◆ TO DO: Write out the data below exactly as given, without any of its pictures.

◆ RECORDS TO PROCESS:
________________________________________

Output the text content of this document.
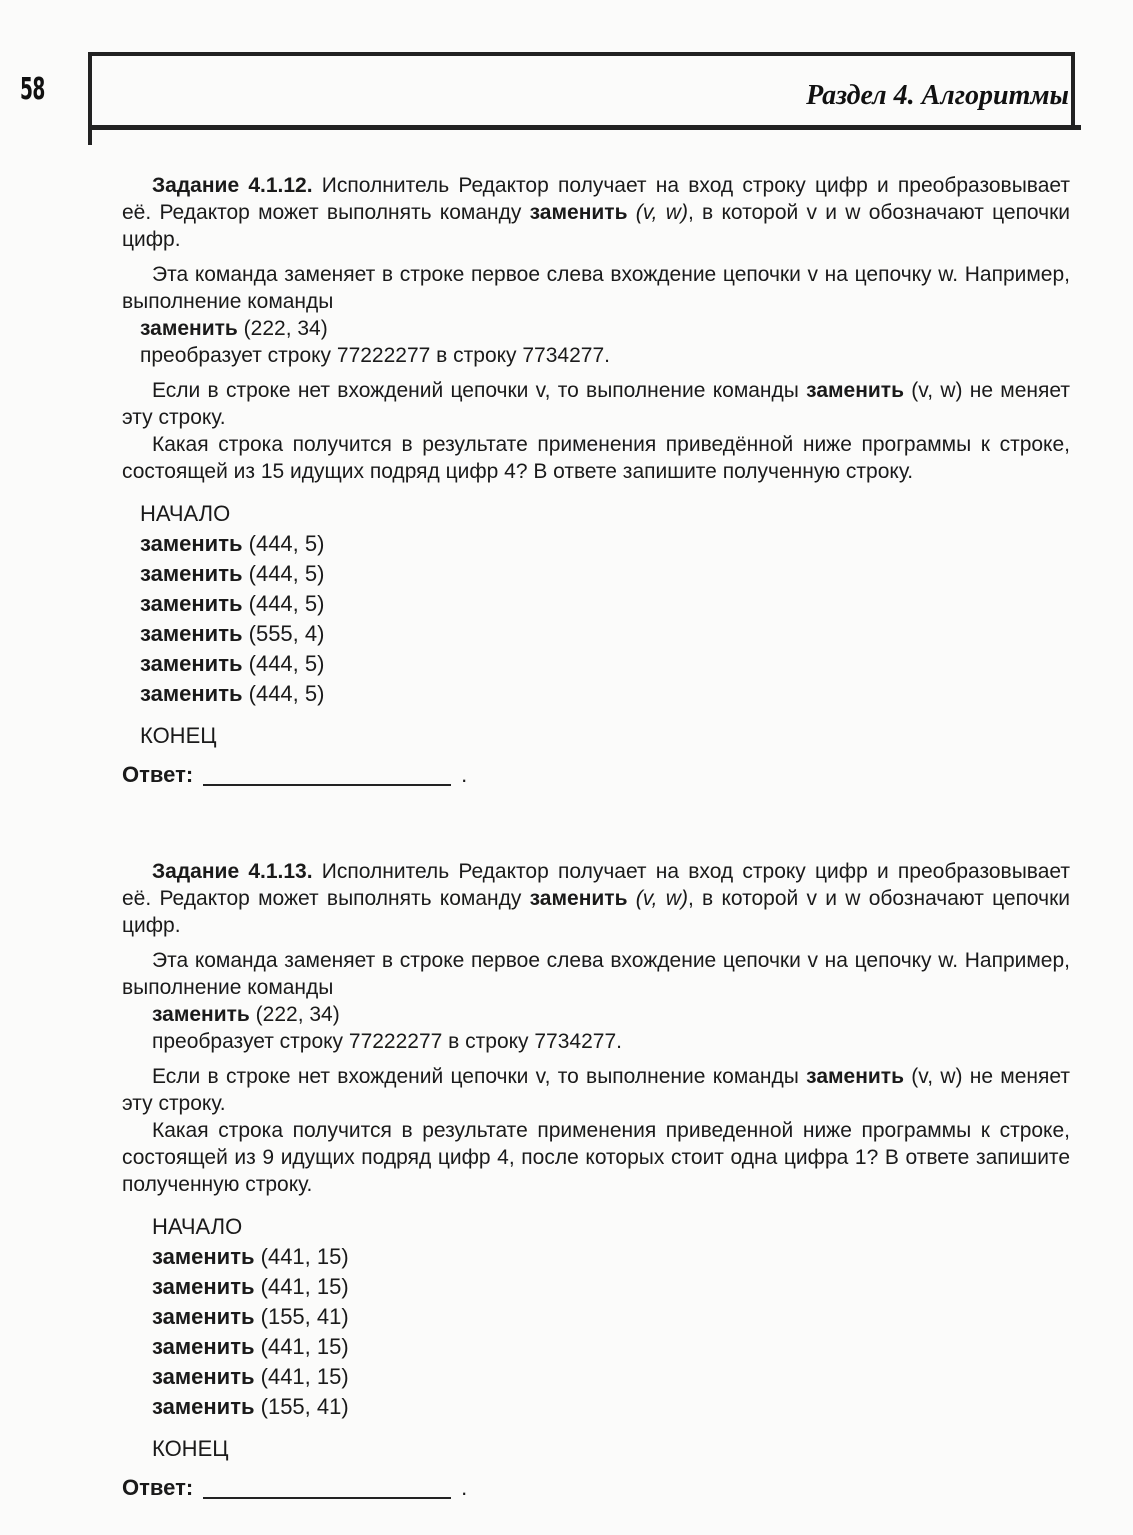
58	Раздел 4. Алгоритмы

Задание 4.1.12. Исполнитель Редактор получает на вход строку цифр и преобразовывает её. Редактор может выполнять команду заменить (v, w), в которой v и w обозначают цепочки цифр.

Эта команда заменяет в строке первое слева вхождение цепочки v на цепочку w. Например, выполнение команды

заменить (222, 34)
преобразует строку 77222277 в строку 7734277.

Если в строке нет вхождений цепочки v, то выполнение команды заменить (v, w) не меняет эту строку.

Какая строка получится в результате применения приведённой ниже программы к строке, состоящей из 15 идущих подряд цифр 4? В ответе запишите полученную строку.

НАЧАЛО
заменить (444, 5)
заменить (444, 5)
заменить (444, 5)
заменить (555, 4)
заменить (444, 5)
заменить (444, 5)
КОНЕЦ
Ответ:	.

Задание 4.1.13. Исполнитель Редактор получает на вход строку цифр и преобразовывает её. Редактор может выполнять команду заменить (v, w), в которой v и w обозначают цепочки цифр.

Эта команда заменяет в строке первое слева вхождение цепочки v на цепочку w. Например, выполнение команды

заменить (222, 34)
преобразует строку 77222277 в строку 7734277.

Если в строке нет вхождений цепочки v, то выполнение команды заменить (v, w) не меняет эту строку.

Какая строка получится в результате применения приведенной ниже программы к строке, состоящей из 9 идущих подряд цифр 4, после которых стоит одна цифра 1? В ответе запишите полученную строку.

НАЧАЛО
заменить (441, 15)
заменить (441, 15)
заменить (155, 41)
заменить (441, 15)
заменить (441, 15)
заменить (155, 41)
КОНЕЦ
Ответ:	.
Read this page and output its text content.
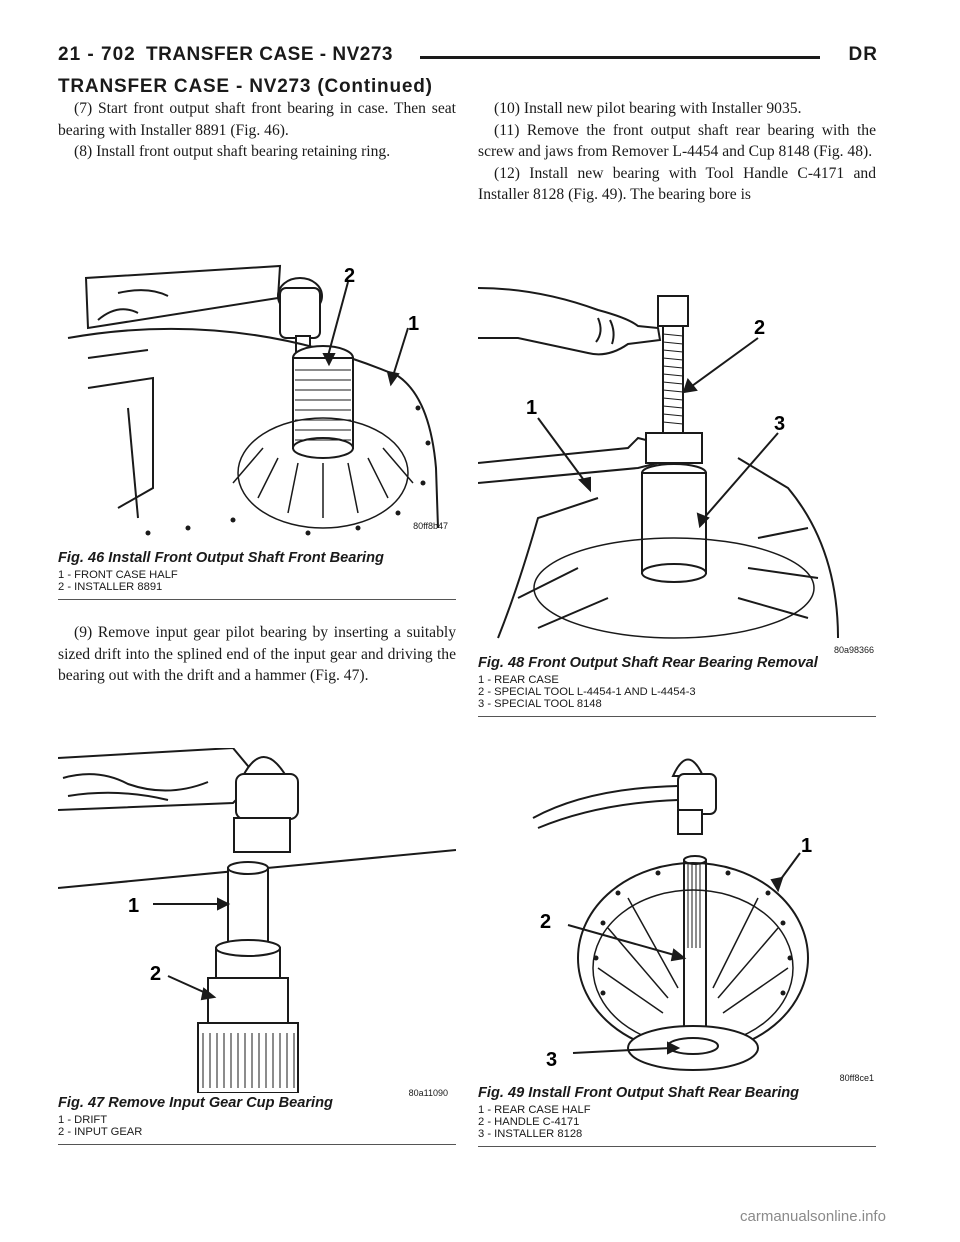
21 - 702 TRANSFER CASE - NV273	DR
TRANSFER CASE - NV273 (Continued)

(7) Start front output shaft front bearing in case. Then seat bearing with Installer 8891 (Fig. 46).

(8) Install front output shaft bearing retaining ring.

2
1
80ff8b47
Fig. 46 Install Front Output Shaft Front Bearing
1 - FRONT CASE HALF
2 - INSTALLER 8891

(9) Remove input gear pilot bearing by inserting a suitably sized drift into the splined end of the input gear and driving the bearing out with the drift and a hammer (Fig. 47).

1
2
80a11090
Fig. 47 Remove Input Gear Cup Bearing
1 - DRIFT
2 - INPUT GEAR

(10) Install new pilot bearing with Installer 9035.

(11) Remove the front output shaft rear bearing with the screw and jaws from Remover L-4454 and Cup 8148 (Fig. 48).

(12) Install new bearing with Tool Handle C-4171 and Installer 8128 (Fig. 49). The bearing bore is

2
1
3
80a98366
Fig. 48 Front Output Shaft Rear Bearing Removal
1 - REAR CASE
2 - SPECIAL TOOL L-4454-1 AND L-4454-3
3 - SPECIAL TOOL 8148
1
2
3
80ff8ce1
Fig. 49 Install Front Output Shaft Rear Bearing
1 - REAR CASE HALF
2 - HANDLE C-4171
3 - INSTALLER 8128
carmanualsonline.info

________________________________________

◆ WORKED ANSWER:
Output the text content of this document.
58	Раздел 4. Алгоритмы

Задание 4.1.12. Исполнитель Редактор получает на вход строку цифр и преобразовывает её. Редактор может выполнять команду заменить (v, w), в которой v и w обозначают цепочки цифр.

Эта команда заменяет в строке первое слева вхождение цепочки v на цепочку w. Например, выполнение команды

заменить (222, 34)
преобразует строку 77222277 в строку 7734277.

Если в строке нет вхождений цепочки v, то выполнение команды заменить (v, w) не меняет эту строку.

Какая строка получится в результате применения приведённой ниже программы к строке, состоящей из 15 идущих подряд цифр 4? В ответе запишите полученную строку.

НАЧАЛО
заменить (444, 5)
заменить (444, 5)
заменить (444, 5)
заменить (555, 4)
заменить (444, 5)
заменить (444, 5)
КОНЕЦ
Ответ:	.

Задание 4.1.13. Исполнитель Редактор получает на вход строку цифр и преобразовывает её. Редактор может выполнять команду заменить (v, w), в которой v и w обозначают цепочки цифр.

Эта команда заменяет в строке первое слева вхождение цепочки v на цепочку w. Например, выполнение команды

заменить (222, 34)
преобразует строку 77222277 в строку 7734277.

Если в строке нет вхождений цепочки v, то выполнение команды заменить (v, w) не меняет эту строку.

Какая строка получится в результате применения приведенной ниже программы к строке, состоящей из 9 идущих подряд цифр 4, после которых стоит одна цифра 1? В ответе запишите полученную строку.

НАЧАЛО
заменить (441, 15)
заменить (441, 15)
заменить (155, 41)
заменить (441, 15)
заменить (441, 15)
заменить (155, 41)
КОНЕЦ
Ответ:	.
Read this page and output its text content.
21 - 702 TRANSFER CASE - NV273	DR
TRANSFER CASE - NV273 (Continued)

(7) Start front output shaft front bearing in case. Then seat bearing with Installer 8891 (Fig. 46).

(8) Install front output shaft bearing retaining ring.

2
1
80ff8b47
Fig. 46 Install Front Output Shaft Front Bearing
1 - FRONT CASE HALF
2 - INSTALLER 8891

(9) Remove input gear pilot bearing by inserting a suitably sized drift into the splined end of the input gear and driving the bearing out with the drift and a hammer (Fig. 47).

1
2
80a11090
Fig. 47 Remove Input Gear Cup Bearing
1 - DRIFT
2 - INPUT GEAR

(10) Install new pilot bearing with Installer 9035.

(11) Remove the front output shaft rear bearing with the screw and jaws from Remover L-4454 and Cup 8148 (Fig. 48).

(12) Install new bearing with Tool Handle C-4171 and Installer 8128 (Fig. 49). The bearing bore is

2
1
3
80a98366
Fig. 48 Front Output Shaft Rear Bearing Removal
1 - REAR CASE
2 - SPECIAL TOOL L-4454-1 AND L-4454-3
3 - SPECIAL TOOL 8148
1
2
3
80ff8ce1
Fig. 49 Install Front Output Shaft Rear Bearing
1 - REAR CASE HALF
2 - HANDLE C-4171
3 - INSTALLER 8128
carmanualsonline.info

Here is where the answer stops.